Start of Given records
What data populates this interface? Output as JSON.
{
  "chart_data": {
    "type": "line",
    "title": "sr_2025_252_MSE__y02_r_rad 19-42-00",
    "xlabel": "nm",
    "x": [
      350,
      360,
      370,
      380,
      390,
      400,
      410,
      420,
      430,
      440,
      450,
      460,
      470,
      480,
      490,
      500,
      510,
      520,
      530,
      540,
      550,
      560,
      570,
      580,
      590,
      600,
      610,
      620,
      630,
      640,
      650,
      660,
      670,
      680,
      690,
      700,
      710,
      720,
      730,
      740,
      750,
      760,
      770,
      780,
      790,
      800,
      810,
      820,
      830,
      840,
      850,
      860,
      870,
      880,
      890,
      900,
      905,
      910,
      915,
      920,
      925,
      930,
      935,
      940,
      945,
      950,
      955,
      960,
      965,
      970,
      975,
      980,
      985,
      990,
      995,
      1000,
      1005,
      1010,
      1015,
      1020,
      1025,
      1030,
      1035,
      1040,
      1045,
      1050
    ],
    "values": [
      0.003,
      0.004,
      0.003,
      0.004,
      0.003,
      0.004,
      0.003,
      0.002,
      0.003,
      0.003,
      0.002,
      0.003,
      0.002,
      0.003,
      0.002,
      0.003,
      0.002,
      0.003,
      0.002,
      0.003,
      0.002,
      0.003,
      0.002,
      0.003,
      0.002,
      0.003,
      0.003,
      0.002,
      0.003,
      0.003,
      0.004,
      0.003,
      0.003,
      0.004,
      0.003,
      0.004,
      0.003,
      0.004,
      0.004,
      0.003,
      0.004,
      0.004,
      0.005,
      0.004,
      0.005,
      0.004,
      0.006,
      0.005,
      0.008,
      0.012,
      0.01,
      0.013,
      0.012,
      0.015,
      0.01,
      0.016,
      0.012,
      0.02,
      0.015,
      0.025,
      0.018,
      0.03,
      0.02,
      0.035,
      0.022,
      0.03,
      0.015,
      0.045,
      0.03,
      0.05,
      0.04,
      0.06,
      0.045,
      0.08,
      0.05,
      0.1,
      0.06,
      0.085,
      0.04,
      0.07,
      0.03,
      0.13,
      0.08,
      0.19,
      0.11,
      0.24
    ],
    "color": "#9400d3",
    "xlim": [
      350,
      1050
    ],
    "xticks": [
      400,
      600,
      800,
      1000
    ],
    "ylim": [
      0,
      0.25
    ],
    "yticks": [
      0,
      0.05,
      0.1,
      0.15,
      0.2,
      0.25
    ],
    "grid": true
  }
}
End of Given records
Request:
Every entry above needs to be quoted exactly.

Response:
What data populates this interface? Output as JSON.
{
  "chart_data": {
    "type": "line",
    "title": "sr_2025_252_MSE__y02_r_rad 19-42-00",
    "xlabel": "nm",
    "x": [
      350,
      360,
      370,
      380,
      390,
      400,
      410,
      420,
      430,
      440,
      450,
      460,
      470,
      480,
      490,
      500,
      510,
      520,
      530,
      540,
      550,
      560,
      570,
      580,
      590,
      600,
      610,
      620,
      630,
      640,
      650,
      660,
      670,
      680,
      690,
      700,
      710,
      720,
      730,
      740,
      750,
      760,
      770,
      780,
      790,
      800,
      810,
      820,
      830,
      840,
      850,
      860,
      870,
      880,
      890,
      900,
      905,
      910,
      915,
      920,
      925,
      930,
      935,
      940,
      945,
      950,
      955,
      960,
      965,
      970,
      975,
      980,
      985,
      990,
      995,
      1000,
      1005,
      1010,
      1015,
      1020,
      1025,
      1030,
      1035,
      1040,
      1045,
      1050
    ],
    "values": [
      0.003,
      0.004,
      0.003,
      0.004,
      0.003,
      0.004,
      0.003,
      0.002,
      0.003,
      0.003,
      0.002,
      0.003,
      0.002,
      0.003,
      0.002,
      0.003,
      0.002,
      0.003,
      0.002,
      0.003,
      0.002,
      0.003,
      0.002,
      0.003,
      0.002,
      0.003,
      0.003,
      0.002,
      0.003,
      0.003,
      0.004,
      0.003,
      0.003,
      0.004,
      0.003,
      0.004,
      0.003,
      0.004,
      0.004,
      0.003,
      0.004,
      0.004,
      0.005,
      0.004,
      0.005,
      0.004,
      0.006,
      0.005,
      0.008,
      0.012,
      0.01,
      0.013,
      0.012,
      0.015,
      0.01,
      0.016,
      0.012,
      0.02,
      0.015,
      0.025,
      0.018,
      0.03,
      0.02,
      0.035,
      0.022,
      0.03,
      0.015,
      0.045,
      0.03,
      0.05,
      0.04,
      0.06,
      0.045,
      0.08,
      0.05,
      0.1,
      0.06,
      0.085,
      0.04,
      0.07,
      0.03,
      0.13,
      0.08,
      0.19,
      0.11,
      0.24
    ],
    "color": "#9400d3",
    "xlim": [
      350,
      1050
    ],
    "xticks": [
      400,
      600,
      800,
      1000
    ],
    "ylim": [
      0,
      0.25
    ],
    "yticks": [
      0,
      0.05,
      0.1,
      0.15,
      0.2,
      0.25
    ],
    "grid": true
  }
}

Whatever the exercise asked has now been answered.